> _STATED EXERCISE_
Identify all lines in the listing that include the word "screenshot", and copy them out.

> _DATASET RECORDS_

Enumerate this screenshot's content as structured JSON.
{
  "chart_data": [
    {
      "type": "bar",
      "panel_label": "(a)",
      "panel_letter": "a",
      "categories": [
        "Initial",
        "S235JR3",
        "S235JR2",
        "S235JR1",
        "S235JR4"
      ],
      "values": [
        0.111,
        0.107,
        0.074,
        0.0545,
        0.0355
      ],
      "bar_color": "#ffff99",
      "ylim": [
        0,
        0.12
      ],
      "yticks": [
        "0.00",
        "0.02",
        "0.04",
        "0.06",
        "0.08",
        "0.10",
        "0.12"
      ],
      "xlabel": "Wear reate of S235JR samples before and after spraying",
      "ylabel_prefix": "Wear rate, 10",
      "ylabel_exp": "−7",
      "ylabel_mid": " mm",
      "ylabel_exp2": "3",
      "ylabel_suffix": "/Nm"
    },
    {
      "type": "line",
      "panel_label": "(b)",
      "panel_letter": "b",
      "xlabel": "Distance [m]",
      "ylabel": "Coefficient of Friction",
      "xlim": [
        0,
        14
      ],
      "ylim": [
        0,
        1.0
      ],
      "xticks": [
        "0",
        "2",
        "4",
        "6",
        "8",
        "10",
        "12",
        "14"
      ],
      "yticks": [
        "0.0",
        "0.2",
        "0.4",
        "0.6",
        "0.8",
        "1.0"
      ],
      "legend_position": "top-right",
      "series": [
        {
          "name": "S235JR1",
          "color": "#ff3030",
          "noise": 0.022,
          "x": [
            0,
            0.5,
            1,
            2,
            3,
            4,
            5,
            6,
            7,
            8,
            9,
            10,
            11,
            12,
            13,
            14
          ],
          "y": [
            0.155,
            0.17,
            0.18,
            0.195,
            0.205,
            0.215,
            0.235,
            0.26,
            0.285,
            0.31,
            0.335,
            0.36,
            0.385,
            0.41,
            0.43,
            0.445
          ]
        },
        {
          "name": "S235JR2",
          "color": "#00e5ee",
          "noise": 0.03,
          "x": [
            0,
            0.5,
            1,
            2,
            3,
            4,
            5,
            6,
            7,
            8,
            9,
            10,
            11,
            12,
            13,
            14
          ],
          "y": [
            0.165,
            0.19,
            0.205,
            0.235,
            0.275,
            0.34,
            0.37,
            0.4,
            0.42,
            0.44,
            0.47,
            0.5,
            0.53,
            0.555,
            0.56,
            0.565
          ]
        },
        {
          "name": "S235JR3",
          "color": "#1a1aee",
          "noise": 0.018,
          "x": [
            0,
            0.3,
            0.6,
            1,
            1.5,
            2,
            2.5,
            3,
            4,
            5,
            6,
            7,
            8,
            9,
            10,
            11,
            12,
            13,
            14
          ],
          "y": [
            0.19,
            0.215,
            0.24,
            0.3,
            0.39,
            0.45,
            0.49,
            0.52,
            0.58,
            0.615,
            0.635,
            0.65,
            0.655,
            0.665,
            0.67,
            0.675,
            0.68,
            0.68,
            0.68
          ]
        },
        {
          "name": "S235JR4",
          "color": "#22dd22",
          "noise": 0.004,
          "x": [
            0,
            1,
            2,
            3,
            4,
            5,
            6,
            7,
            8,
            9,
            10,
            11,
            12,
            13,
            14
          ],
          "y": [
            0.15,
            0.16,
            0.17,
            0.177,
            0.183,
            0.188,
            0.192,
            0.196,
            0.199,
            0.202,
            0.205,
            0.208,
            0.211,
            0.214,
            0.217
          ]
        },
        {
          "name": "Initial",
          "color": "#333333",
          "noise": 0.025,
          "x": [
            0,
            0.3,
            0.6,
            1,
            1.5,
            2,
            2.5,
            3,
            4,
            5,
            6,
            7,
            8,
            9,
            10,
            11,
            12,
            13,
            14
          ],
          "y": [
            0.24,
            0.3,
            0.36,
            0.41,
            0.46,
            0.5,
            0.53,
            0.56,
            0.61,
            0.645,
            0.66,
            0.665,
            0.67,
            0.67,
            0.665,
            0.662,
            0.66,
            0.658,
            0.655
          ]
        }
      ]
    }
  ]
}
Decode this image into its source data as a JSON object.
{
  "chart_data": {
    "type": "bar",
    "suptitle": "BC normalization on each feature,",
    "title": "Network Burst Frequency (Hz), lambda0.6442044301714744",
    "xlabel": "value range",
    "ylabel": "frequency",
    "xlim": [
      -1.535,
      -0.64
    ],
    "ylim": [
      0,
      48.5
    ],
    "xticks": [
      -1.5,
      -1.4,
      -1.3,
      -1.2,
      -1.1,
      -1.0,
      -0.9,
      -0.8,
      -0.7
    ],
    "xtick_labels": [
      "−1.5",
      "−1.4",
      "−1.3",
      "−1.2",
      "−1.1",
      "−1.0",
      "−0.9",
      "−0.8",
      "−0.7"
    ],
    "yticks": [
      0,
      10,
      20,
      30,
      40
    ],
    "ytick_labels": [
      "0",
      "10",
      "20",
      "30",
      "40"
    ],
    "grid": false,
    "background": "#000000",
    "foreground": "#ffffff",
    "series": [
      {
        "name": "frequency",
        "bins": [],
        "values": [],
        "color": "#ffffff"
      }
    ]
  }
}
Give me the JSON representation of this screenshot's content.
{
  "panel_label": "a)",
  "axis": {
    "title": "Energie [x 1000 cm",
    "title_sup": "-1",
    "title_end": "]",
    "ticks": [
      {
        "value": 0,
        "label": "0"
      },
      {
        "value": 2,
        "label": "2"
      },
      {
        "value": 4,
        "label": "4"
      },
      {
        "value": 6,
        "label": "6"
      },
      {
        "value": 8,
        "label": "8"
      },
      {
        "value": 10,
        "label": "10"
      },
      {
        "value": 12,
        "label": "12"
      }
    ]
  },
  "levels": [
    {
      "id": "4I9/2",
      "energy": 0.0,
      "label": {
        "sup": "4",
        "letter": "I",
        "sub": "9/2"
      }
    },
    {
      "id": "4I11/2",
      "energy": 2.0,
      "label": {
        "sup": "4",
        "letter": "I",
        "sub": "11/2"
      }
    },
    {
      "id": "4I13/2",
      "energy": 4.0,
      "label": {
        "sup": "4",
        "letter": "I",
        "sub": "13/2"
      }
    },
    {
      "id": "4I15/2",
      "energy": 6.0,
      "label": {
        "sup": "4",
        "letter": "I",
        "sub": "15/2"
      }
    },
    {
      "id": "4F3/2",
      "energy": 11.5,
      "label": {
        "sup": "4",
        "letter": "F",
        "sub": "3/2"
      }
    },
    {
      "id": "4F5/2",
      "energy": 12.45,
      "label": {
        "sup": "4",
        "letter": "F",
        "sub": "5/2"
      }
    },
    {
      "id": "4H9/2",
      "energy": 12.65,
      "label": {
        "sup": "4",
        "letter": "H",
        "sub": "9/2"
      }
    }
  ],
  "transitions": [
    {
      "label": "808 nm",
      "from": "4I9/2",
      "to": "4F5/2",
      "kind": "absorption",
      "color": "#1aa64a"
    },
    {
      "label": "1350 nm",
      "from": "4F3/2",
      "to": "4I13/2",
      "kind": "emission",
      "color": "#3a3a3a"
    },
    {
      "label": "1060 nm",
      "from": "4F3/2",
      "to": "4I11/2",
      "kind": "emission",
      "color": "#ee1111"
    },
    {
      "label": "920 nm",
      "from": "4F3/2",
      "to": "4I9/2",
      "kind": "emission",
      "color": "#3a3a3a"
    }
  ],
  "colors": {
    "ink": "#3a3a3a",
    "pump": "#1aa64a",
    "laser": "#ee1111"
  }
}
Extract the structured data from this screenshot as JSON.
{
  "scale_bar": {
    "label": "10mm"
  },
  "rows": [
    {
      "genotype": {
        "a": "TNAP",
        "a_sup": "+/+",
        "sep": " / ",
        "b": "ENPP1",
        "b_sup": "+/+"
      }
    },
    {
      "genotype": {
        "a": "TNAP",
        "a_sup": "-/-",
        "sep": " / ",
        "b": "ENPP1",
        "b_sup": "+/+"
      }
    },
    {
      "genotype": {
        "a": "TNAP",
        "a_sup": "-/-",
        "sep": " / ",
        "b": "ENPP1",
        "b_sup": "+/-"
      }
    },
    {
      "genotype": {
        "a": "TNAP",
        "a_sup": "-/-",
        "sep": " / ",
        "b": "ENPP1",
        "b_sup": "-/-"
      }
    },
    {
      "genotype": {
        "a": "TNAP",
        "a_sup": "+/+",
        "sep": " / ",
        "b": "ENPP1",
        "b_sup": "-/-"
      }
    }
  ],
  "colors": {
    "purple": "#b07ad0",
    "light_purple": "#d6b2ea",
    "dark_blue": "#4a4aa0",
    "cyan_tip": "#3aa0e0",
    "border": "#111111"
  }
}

> _ANSWER TO THIS TASK_
Enumerate this screenshot's content as structured JSON.
Give me the JSON representation of this screenshot's content.
Extract the structured data from this screenshot as JSON.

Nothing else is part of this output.